_GIVEN REQUEST_. Count lines, not occurrences: report how many lines in the records hold the string "JSON", and nothing else.

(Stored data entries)
## START
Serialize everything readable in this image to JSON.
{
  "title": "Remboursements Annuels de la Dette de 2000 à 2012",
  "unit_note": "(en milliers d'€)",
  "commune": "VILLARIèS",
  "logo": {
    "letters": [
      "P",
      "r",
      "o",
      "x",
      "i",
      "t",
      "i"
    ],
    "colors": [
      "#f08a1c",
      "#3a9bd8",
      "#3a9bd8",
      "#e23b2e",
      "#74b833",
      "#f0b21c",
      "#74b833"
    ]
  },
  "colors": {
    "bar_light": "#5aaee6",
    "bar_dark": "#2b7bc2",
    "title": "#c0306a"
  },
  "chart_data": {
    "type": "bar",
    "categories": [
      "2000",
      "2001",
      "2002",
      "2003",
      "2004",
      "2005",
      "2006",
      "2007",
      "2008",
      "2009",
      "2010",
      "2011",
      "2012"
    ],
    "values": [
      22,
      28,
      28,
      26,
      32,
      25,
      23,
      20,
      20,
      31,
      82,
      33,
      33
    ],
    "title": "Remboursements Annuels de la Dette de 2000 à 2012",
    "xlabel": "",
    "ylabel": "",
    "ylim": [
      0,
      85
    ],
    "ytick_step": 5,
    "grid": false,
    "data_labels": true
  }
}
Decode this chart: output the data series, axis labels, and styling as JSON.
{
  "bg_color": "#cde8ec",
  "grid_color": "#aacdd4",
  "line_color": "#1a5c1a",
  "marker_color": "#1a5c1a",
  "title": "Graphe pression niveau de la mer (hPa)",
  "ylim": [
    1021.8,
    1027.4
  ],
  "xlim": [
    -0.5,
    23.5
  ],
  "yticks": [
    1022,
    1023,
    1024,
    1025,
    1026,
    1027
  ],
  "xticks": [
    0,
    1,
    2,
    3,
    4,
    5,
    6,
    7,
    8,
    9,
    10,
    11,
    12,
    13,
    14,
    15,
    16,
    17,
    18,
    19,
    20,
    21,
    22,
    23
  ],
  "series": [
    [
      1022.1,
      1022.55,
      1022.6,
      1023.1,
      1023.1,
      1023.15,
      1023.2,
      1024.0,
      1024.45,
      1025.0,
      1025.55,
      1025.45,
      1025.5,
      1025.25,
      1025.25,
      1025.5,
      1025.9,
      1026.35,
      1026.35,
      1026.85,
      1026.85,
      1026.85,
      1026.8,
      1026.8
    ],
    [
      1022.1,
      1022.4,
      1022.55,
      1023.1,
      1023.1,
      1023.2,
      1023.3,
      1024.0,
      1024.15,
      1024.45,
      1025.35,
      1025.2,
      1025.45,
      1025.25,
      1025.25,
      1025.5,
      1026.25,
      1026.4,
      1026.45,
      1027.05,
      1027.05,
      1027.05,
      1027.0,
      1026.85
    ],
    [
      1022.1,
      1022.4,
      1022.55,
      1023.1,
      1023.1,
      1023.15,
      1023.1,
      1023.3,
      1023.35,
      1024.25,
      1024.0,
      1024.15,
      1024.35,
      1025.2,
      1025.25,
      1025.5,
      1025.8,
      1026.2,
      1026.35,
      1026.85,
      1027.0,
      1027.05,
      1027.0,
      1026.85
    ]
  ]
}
## END
_EXERCISE OUTPUT_. 2